+++ DATA FOR THE TASK +++
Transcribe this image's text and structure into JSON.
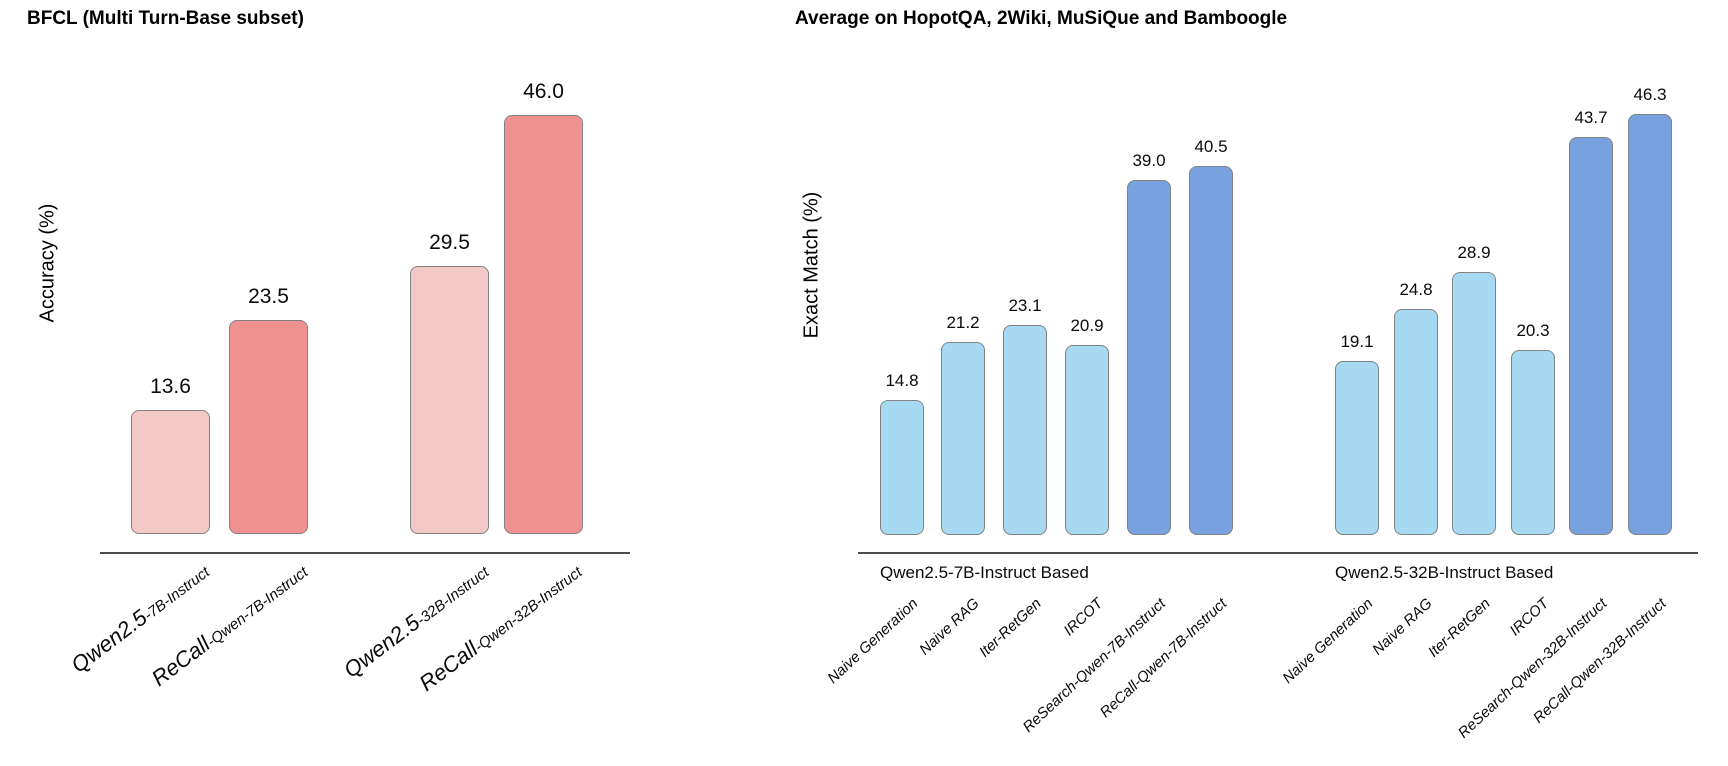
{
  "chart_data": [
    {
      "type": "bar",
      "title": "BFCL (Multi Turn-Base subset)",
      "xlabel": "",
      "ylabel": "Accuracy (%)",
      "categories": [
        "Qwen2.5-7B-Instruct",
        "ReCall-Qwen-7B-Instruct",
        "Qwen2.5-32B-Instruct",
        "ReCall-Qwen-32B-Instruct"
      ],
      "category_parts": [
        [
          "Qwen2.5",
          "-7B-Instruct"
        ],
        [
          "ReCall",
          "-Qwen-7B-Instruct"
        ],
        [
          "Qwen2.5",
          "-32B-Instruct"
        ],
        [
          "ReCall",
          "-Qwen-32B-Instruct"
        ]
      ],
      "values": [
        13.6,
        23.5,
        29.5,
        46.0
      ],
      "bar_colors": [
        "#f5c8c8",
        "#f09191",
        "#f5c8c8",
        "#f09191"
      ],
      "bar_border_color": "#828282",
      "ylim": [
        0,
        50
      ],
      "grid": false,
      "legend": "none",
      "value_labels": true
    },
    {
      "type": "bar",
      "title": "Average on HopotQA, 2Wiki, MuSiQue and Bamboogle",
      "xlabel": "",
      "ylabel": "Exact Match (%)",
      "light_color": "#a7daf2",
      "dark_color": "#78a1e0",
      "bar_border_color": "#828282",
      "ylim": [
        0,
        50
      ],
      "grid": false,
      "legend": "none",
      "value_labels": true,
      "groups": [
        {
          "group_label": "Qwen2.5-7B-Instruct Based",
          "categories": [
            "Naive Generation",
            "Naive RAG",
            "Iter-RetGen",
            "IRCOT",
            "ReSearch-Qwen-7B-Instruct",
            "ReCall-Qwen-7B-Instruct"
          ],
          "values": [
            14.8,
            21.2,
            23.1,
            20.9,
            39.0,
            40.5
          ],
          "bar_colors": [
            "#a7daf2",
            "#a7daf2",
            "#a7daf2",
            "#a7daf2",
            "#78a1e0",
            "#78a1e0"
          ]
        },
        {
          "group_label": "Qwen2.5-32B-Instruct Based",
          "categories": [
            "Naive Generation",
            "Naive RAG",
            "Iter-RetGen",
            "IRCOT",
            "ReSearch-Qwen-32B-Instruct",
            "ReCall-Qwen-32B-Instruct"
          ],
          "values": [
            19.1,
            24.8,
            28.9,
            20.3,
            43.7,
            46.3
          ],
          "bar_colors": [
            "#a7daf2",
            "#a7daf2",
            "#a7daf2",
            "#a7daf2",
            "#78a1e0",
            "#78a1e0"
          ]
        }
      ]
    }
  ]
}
+++
§ **WORK INSTRUCTIONS**
Reproduce each line word for word and drop the pictures.

§ **SOLUTION TO THIS TASK**
Transcribe this image's text and structure into JSON.
{
  "chart_data": [
    {
      "type": "bar",
      "title": "BFCL (Multi Turn-Base subset)",
      "xlabel": "",
      "ylabel": "Accuracy (%)",
      "categories": [
        "Qwen2.5-7B-Instruct",
        "ReCall-Qwen-7B-Instruct",
        "Qwen2.5-32B-Instruct",
        "ReCall-Qwen-32B-Instruct"
      ],
      "category_parts": [
        [
          "Qwen2.5",
          "-7B-Instruct"
        ],
        [
          "ReCall",
          "-Qwen-7B-Instruct"
        ],
        [
          "Qwen2.5",
          "-32B-Instruct"
        ],
        [
          "ReCall",
          "-Qwen-32B-Instruct"
        ]
      ],
      "values": [
        13.6,
        23.5,
        29.5,
        46.0
      ],
      "bar_colors": [
        "#f5c8c8",
        "#f09191",
        "#f5c8c8",
        "#f09191"
      ],
      "bar_border_color": "#828282",
      "ylim": [
        0,
        50
      ],
      "grid": false,
      "legend": "none",
      "value_labels": true
    },
    {
      "type": "bar",
      "title": "Average on HopotQA, 2Wiki, MuSiQue and Bamboogle",
      "xlabel": "",
      "ylabel": "Exact Match (%)",
      "light_color": "#a7daf2",
      "dark_color": "#78a1e0",
      "bar_border_color": "#828282",
      "ylim": [
        0,
        50
      ],
      "grid": false,
      "legend": "none",
      "value_labels": true,
      "groups": [
        {
          "group_label": "Qwen2.5-7B-Instruct Based",
          "categories": [
            "Naive Generation",
            "Naive RAG",
            "Iter-RetGen",
            "IRCOT",
            "ReSearch-Qwen-7B-Instruct",
            "ReCall-Qwen-7B-Instruct"
          ],
          "values": [
            14.8,
            21.2,
            23.1,
            20.9,
            39.0,
            40.5
          ],
          "bar_colors": [
            "#a7daf2",
            "#a7daf2",
            "#a7daf2",
            "#a7daf2",
            "#78a1e0",
            "#78a1e0"
          ]
        },
        {
          "group_label": "Qwen2.5-32B-Instruct Based",
          "categories": [
            "Naive Generation",
            "Naive RAG",
            "Iter-RetGen",
            "IRCOT",
            "ReSearch-Qwen-32B-Instruct",
            "ReCall-Qwen-32B-Instruct"
          ],
          "values": [
            19.1,
            24.8,
            28.9,
            20.3,
            43.7,
            46.3
          ],
          "bar_colors": [
            "#a7daf2",
            "#a7daf2",
            "#a7daf2",
            "#a7daf2",
            "#78a1e0",
            "#78a1e0"
          ]
        }
      ]
    }
  ]
}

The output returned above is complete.